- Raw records
** BEGIN **
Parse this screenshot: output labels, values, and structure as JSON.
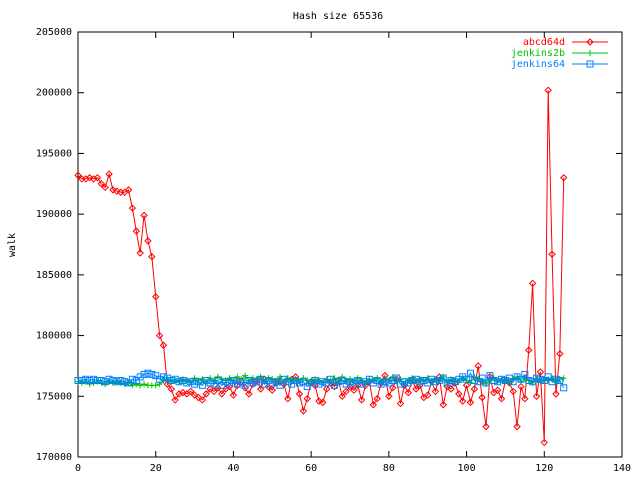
{
  "chart_data": {
    "type": "line",
    "title": "Hash size 65536",
    "ylabel": "walk",
    "x": [
      0,
      1,
      2,
      3,
      4,
      5,
      6,
      7,
      8,
      9,
      10,
      11,
      12,
      13,
      14,
      15,
      16,
      17,
      18,
      19,
      20,
      21,
      22,
      23,
      24,
      25,
      26,
      27,
      28,
      29,
      30,
      31,
      32,
      33,
      34,
      35,
      36,
      37,
      38,
      39,
      40,
      41,
      42,
      43,
      44,
      45,
      46,
      47,
      48,
      49,
      50,
      51,
      52,
      53,
      54,
      55,
      56,
      57,
      58,
      59,
      60,
      61,
      62,
      63,
      64,
      65,
      66,
      67,
      68,
      69,
      70,
      71,
      72,
      73,
      74,
      75,
      76,
      77,
      78,
      79,
      80,
      81,
      82,
      83,
      84,
      85,
      86,
      87,
      88,
      89,
      90,
      91,
      92,
      93,
      94,
      95,
      96,
      97,
      98,
      99,
      100,
      101,
      102,
      103,
      104,
      105,
      106,
      107,
      108,
      109,
      110,
      111,
      112,
      113,
      114,
      115,
      116,
      117,
      118,
      119,
      120,
      121,
      122,
      123,
      124,
      125
    ],
    "series": [
      {
        "name": "abcd64d",
        "color": "#ff0000",
        "marker": "diamond",
        "values": [
          193200,
          192900,
          192900,
          193000,
          192900,
          193000,
          192500,
          192200,
          193300,
          192000,
          191900,
          191800,
          191800,
          192000,
          190500,
          188600,
          186800,
          189900,
          187800,
          186500,
          183200,
          180000,
          179200,
          176000,
          175600,
          174700,
          175200,
          175300,
          175200,
          175400,
          175100,
          174900,
          174700,
          175200,
          175600,
          175400,
          175700,
          175200,
          175600,
          175800,
          175100,
          175900,
          176200,
          175700,
          175200,
          176000,
          176300,
          175600,
          176400,
          175800,
          175500,
          176100,
          176300,
          176000,
          174800,
          176400,
          176600,
          175200,
          173800,
          174800,
          176200,
          175900,
          174600,
          174500,
          175600,
          176100,
          175800,
          176300,
          175000,
          175400,
          175800,
          175500,
          175900,
          174700,
          175900,
          176200,
          174300,
          174800,
          176100,
          176700,
          175000,
          175700,
          176400,
          174400,
          175900,
          175300,
          176300,
          175600,
          175900,
          174900,
          175100,
          176200,
          175400,
          176600,
          174300,
          175800,
          175600,
          176100,
          175200,
          174600,
          175900,
          174500,
          175600,
          177500,
          174900,
          172500,
          176600,
          175300,
          175500,
          174800,
          176300,
          176100,
          175400,
          172500,
          175800,
          174800,
          178800,
          184300,
          175000,
          177000,
          171200,
          200200,
          186700,
          175200,
          178500,
          193000
        ]
      },
      {
        "name": "jenkins2b",
        "color": "#00c000",
        "marker": "plus",
        "values": [
          176200,
          176100,
          176200,
          176000,
          176100,
          176200,
          176100,
          176000,
          176200,
          176100,
          176200,
          176100,
          176000,
          176100,
          175900,
          176000,
          175900,
          176000,
          175900,
          175900,
          175900,
          176000,
          176300,
          176400,
          176200,
          176300,
          176200,
          176400,
          176300,
          176200,
          176500,
          176300,
          176400,
          176200,
          176500,
          176300,
          176600,
          176400,
          176300,
          176500,
          176300,
          176600,
          176400,
          176700,
          176300,
          176500,
          176400,
          176600,
          176200,
          176500,
          176400,
          176300,
          176600,
          176200,
          176500,
          176300,
          176400,
          176200,
          176500,
          176300,
          176200,
          176400,
          176300,
          176100,
          176400,
          176300,
          176500,
          176200,
          176600,
          176300,
          176400,
          176200,
          176500,
          176300,
          176100,
          176400,
          176300,
          176500,
          176200,
          176400,
          176300,
          176600,
          176200,
          176400,
          176000,
          176300,
          176500,
          176200,
          176400,
          176300,
          176500,
          176200,
          176400,
          176300,
          176600,
          176100,
          176400,
          176300,
          176200,
          176500,
          176300,
          176100,
          176600,
          176400,
          176200,
          176000,
          176300,
          176500,
          176200,
          176400,
          176300,
          176100,
          176400,
          176600,
          176200,
          176500,
          176300,
          176100,
          176400,
          176200,
          176400,
          176300,
          176500,
          176200,
          176400,
          176500
        ]
      },
      {
        "name": "jenkins64",
        "color": "#0080ff",
        "marker": "square",
        "values": [
          176300,
          176300,
          176400,
          176300,
          176400,
          176300,
          176300,
          176200,
          176400,
          176300,
          176200,
          176300,
          176200,
          176100,
          176400,
          176300,
          176600,
          176800,
          176900,
          176800,
          176700,
          176400,
          176600,
          176500,
          176300,
          176400,
          176200,
          176300,
          176100,
          176200,
          176000,
          176200,
          175900,
          176300,
          176100,
          176000,
          176300,
          175900,
          176200,
          176100,
          176300,
          176000,
          176200,
          175900,
          176300,
          176100,
          176200,
          176400,
          176000,
          176300,
          176100,
          176200,
          175900,
          176400,
          176200,
          176000,
          176300,
          176100,
          176200,
          175800,
          176100,
          176300,
          176000,
          176200,
          176100,
          176400,
          175900,
          176200,
          176300,
          176000,
          176200,
          176100,
          176300,
          176000,
          176200,
          176400,
          176100,
          176300,
          176000,
          176200,
          176100,
          176300,
          176500,
          176000,
          176200,
          176100,
          176300,
          176400,
          176200,
          176300,
          176100,
          176400,
          176200,
          176300,
          176500,
          176100,
          176300,
          176200,
          176400,
          176600,
          176400,
          176900,
          176300,
          176200,
          176500,
          176100,
          176700,
          176300,
          176200,
          176400,
          176300,
          176500,
          176200,
          176600,
          176400,
          176800,
          176300,
          176200,
          176500,
          176400,
          176300,
          176600,
          176200,
          176400,
          176300,
          175700
        ]
      }
    ],
    "xlim": [
      0,
      140
    ],
    "xticks": [
      0,
      20,
      40,
      60,
      80,
      100,
      120,
      140
    ],
    "ylim": [
      170000,
      205000
    ],
    "yticks": [
      170000,
      175000,
      180000,
      185000,
      190000,
      195000,
      200000,
      205000
    ],
    "legend": "top-right"
  }
}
** END **
- What is being asked
Reproduce all the records verbatim, excluding images.

- Final result
Parse this screenshot: output labels, values, and structure as JSON.
{
  "chart_data": {
    "type": "line",
    "title": "Hash size 65536",
    "ylabel": "walk",
    "x": [
      0,
      1,
      2,
      3,
      4,
      5,
      6,
      7,
      8,
      9,
      10,
      11,
      12,
      13,
      14,
      15,
      16,
      17,
      18,
      19,
      20,
      21,
      22,
      23,
      24,
      25,
      26,
      27,
      28,
      29,
      30,
      31,
      32,
      33,
      34,
      35,
      36,
      37,
      38,
      39,
      40,
      41,
      42,
      43,
      44,
      45,
      46,
      47,
      48,
      49,
      50,
      51,
      52,
      53,
      54,
      55,
      56,
      57,
      58,
      59,
      60,
      61,
      62,
      63,
      64,
      65,
      66,
      67,
      68,
      69,
      70,
      71,
      72,
      73,
      74,
      75,
      76,
      77,
      78,
      79,
      80,
      81,
      82,
      83,
      84,
      85,
      86,
      87,
      88,
      89,
      90,
      91,
      92,
      93,
      94,
      95,
      96,
      97,
      98,
      99,
      100,
      101,
      102,
      103,
      104,
      105,
      106,
      107,
      108,
      109,
      110,
      111,
      112,
      113,
      114,
      115,
      116,
      117,
      118,
      119,
      120,
      121,
      122,
      123,
      124,
      125
    ],
    "series": [
      {
        "name": "abcd64d",
        "color": "#ff0000",
        "marker": "diamond",
        "values": [
          193200,
          192900,
          192900,
          193000,
          192900,
          193000,
          192500,
          192200,
          193300,
          192000,
          191900,
          191800,
          191800,
          192000,
          190500,
          188600,
          186800,
          189900,
          187800,
          186500,
          183200,
          180000,
          179200,
          176000,
          175600,
          174700,
          175200,
          175300,
          175200,
          175400,
          175100,
          174900,
          174700,
          175200,
          175600,
          175400,
          175700,
          175200,
          175600,
          175800,
          175100,
          175900,
          176200,
          175700,
          175200,
          176000,
          176300,
          175600,
          176400,
          175800,
          175500,
          176100,
          176300,
          176000,
          174800,
          176400,
          176600,
          175200,
          173800,
          174800,
          176200,
          175900,
          174600,
          174500,
          175600,
          176100,
          175800,
          176300,
          175000,
          175400,
          175800,
          175500,
          175900,
          174700,
          175900,
          176200,
          174300,
          174800,
          176100,
          176700,
          175000,
          175700,
          176400,
          174400,
          175900,
          175300,
          176300,
          175600,
          175900,
          174900,
          175100,
          176200,
          175400,
          176600,
          174300,
          175800,
          175600,
          176100,
          175200,
          174600,
          175900,
          174500,
          175600,
          177500,
          174900,
          172500,
          176600,
          175300,
          175500,
          174800,
          176300,
          176100,
          175400,
          172500,
          175800,
          174800,
          178800,
          184300,
          175000,
          177000,
          171200,
          200200,
          186700,
          175200,
          178500,
          193000
        ]
      },
      {
        "name": "jenkins2b",
        "color": "#00c000",
        "marker": "plus",
        "values": [
          176200,
          176100,
          176200,
          176000,
          176100,
          176200,
          176100,
          176000,
          176200,
          176100,
          176200,
          176100,
          176000,
          176100,
          175900,
          176000,
          175900,
          176000,
          175900,
          175900,
          175900,
          176000,
          176300,
          176400,
          176200,
          176300,
          176200,
          176400,
          176300,
          176200,
          176500,
          176300,
          176400,
          176200,
          176500,
          176300,
          176600,
          176400,
          176300,
          176500,
          176300,
          176600,
          176400,
          176700,
          176300,
          176500,
          176400,
          176600,
          176200,
          176500,
          176400,
          176300,
          176600,
          176200,
          176500,
          176300,
          176400,
          176200,
          176500,
          176300,
          176200,
          176400,
          176300,
          176100,
          176400,
          176300,
          176500,
          176200,
          176600,
          176300,
          176400,
          176200,
          176500,
          176300,
          176100,
          176400,
          176300,
          176500,
          176200,
          176400,
          176300,
          176600,
          176200,
          176400,
          176000,
          176300,
          176500,
          176200,
          176400,
          176300,
          176500,
          176200,
          176400,
          176300,
          176600,
          176100,
          176400,
          176300,
          176200,
          176500,
          176300,
          176100,
          176600,
          176400,
          176200,
          176000,
          176300,
          176500,
          176200,
          176400,
          176300,
          176100,
          176400,
          176600,
          176200,
          176500,
          176300,
          176100,
          176400,
          176200,
          176400,
          176300,
          176500,
          176200,
          176400,
          176500
        ]
      },
      {
        "name": "jenkins64",
        "color": "#0080ff",
        "marker": "square",
        "values": [
          176300,
          176300,
          176400,
          176300,
          176400,
          176300,
          176300,
          176200,
          176400,
          176300,
          176200,
          176300,
          176200,
          176100,
          176400,
          176300,
          176600,
          176800,
          176900,
          176800,
          176700,
          176400,
          176600,
          176500,
          176300,
          176400,
          176200,
          176300,
          176100,
          176200,
          176000,
          176200,
          175900,
          176300,
          176100,
          176000,
          176300,
          175900,
          176200,
          176100,
          176300,
          176000,
          176200,
          175900,
          176300,
          176100,
          176200,
          176400,
          176000,
          176300,
          176100,
          176200,
          175900,
          176400,
          176200,
          176000,
          176300,
          176100,
          176200,
          175800,
          176100,
          176300,
          176000,
          176200,
          176100,
          176400,
          175900,
          176200,
          176300,
          176000,
          176200,
          176100,
          176300,
          176000,
          176200,
          176400,
          176100,
          176300,
          176000,
          176200,
          176100,
          176300,
          176500,
          176000,
          176200,
          176100,
          176300,
          176400,
          176200,
          176300,
          176100,
          176400,
          176200,
          176300,
          176500,
          176100,
          176300,
          176200,
          176400,
          176600,
          176400,
          176900,
          176300,
          176200,
          176500,
          176100,
          176700,
          176300,
          176200,
          176400,
          176300,
          176500,
          176200,
          176600,
          176400,
          176800,
          176300,
          176200,
          176500,
          176400,
          176300,
          176600,
          176200,
          176400,
          176300,
          175700
        ]
      }
    ],
    "xlim": [
      0,
      140
    ],
    "xticks": [
      0,
      20,
      40,
      60,
      80,
      100,
      120,
      140
    ],
    "ylim": [
      170000,
      205000
    ],
    "yticks": [
      170000,
      175000,
      180000,
      185000,
      190000,
      195000,
      200000,
      205000
    ],
    "legend": "top-right"
  }
}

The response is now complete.